RECORDED INFORMATION -
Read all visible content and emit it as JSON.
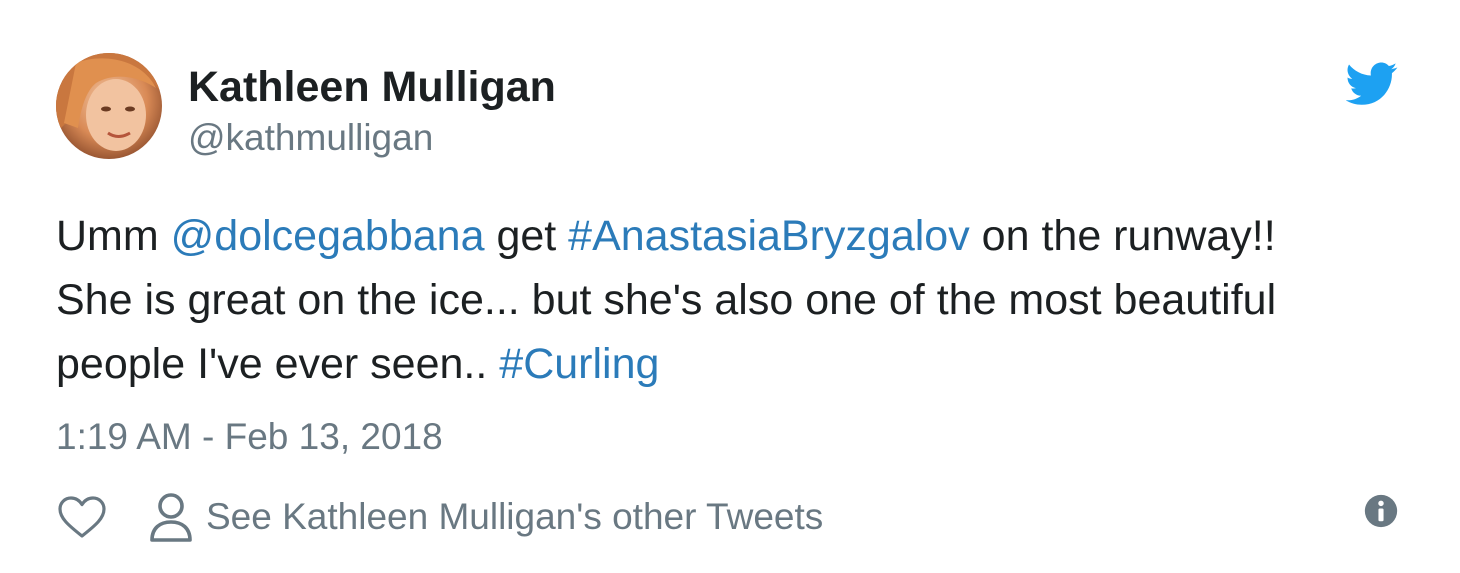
{
  "author": {
    "name": "Kathleen Mulligan",
    "handle": "@kathmulligan"
  },
  "tweet": {
    "segments": {
      "s1": "Umm ",
      "mention": "@dolcegabbana",
      "s2": " get ",
      "hashtag1": "#AnastasiaBryzgalov",
      "s3": " on the runway!!",
      "line2": "She is great on the ice... but she's also one of the most beautiful",
      "s4": "people I've ever seen.. ",
      "hashtag2": "#Curling"
    },
    "timestamp": "1:19 AM - Feb 13, 2018"
  },
  "actions": {
    "like_icon": "heart-icon",
    "profile_icon": "person-icon",
    "profile_label": "See Kathleen Mulligan's other Tweets",
    "info_icon": "info-icon"
  },
  "colors": {
    "link": "#2b7bb9",
    "text": "#1c2022",
    "muted": "#697882",
    "twitter_blue": "#1da1f2"
  }
}
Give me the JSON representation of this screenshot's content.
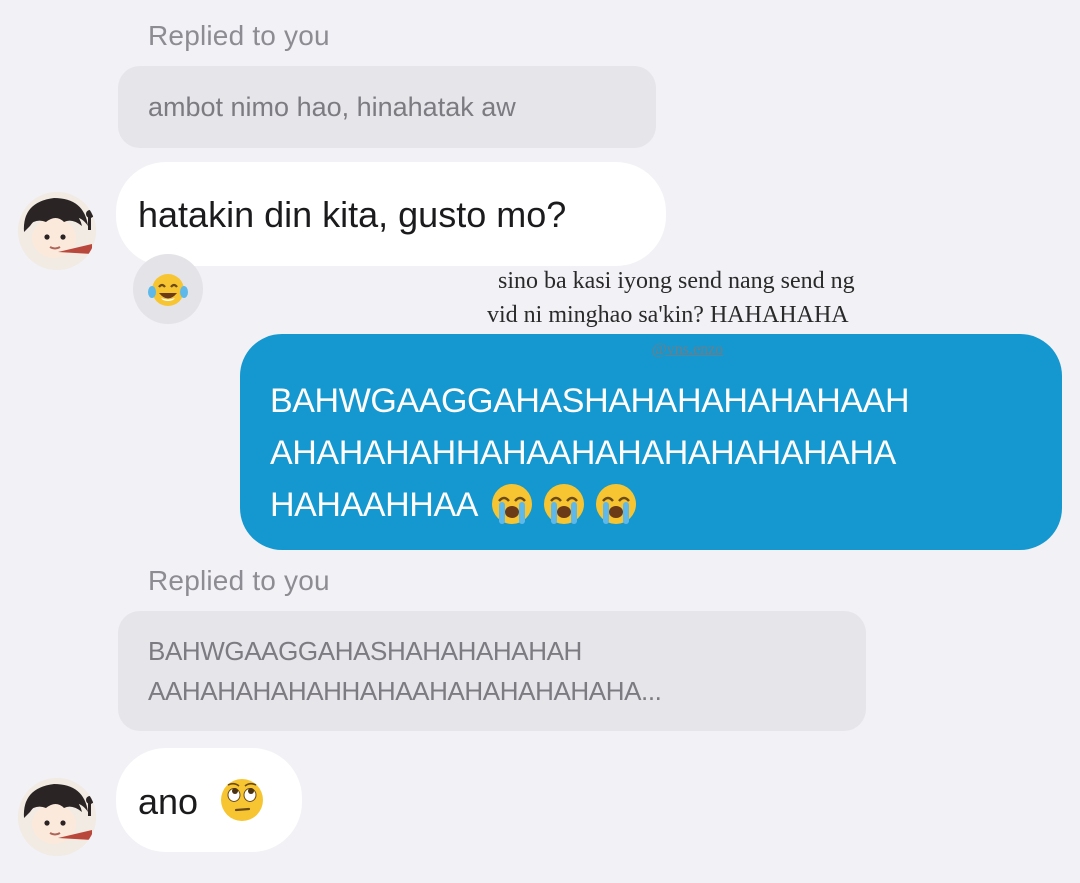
{
  "thread": {
    "reply_label_1": "Replied to you",
    "quote_1": "ambot nimo hao, hinahatak aw",
    "incoming_1": "hatakin din kita, gusto mo?",
    "reaction_1": "face-with-tears-of-joy-icon",
    "outgoing_lines": [
      "BAHWGAAGGAHASHAHAHAHAHAHAAH",
      "AHAHAHAHHAHAAHAHAHAHAHAHAHA",
      "HAHAAHHAA"
    ],
    "outgoing_emojis": [
      "loudly-crying-face-icon",
      "loudly-crying-face-icon",
      "loudly-crying-face-icon"
    ],
    "reply_label_2": "Replied to you",
    "quote_2_lines": [
      "BAHWGAAGGAHASHAHAHAHAHAH",
      "AAHAHAHAHAHHAHAAHAHAHAHAHAHA..."
    ],
    "incoming_2": "ano",
    "incoming_2_emoji": "face-with-rolling-eyes-icon"
  },
  "overlay": {
    "caption_line_1": "sino ba kasi iyong send nang send ng",
    "caption_line_2": "vid ni minghao sa'kin? HAHAHAHA",
    "watermark": "@vns.enzo"
  },
  "colors": {
    "background": "#f2f1f6",
    "outgoing_bubble": "#1598cf",
    "incoming_bubble": "#ffffff",
    "quote_box": "#e6e5ea"
  }
}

GOAL - Collect each line holding the string "Replied".

ANSWER FOR THIS EXERCISE -
    "reply_label_1": "Replied to you",
    "reply_label_2": "Replied to you",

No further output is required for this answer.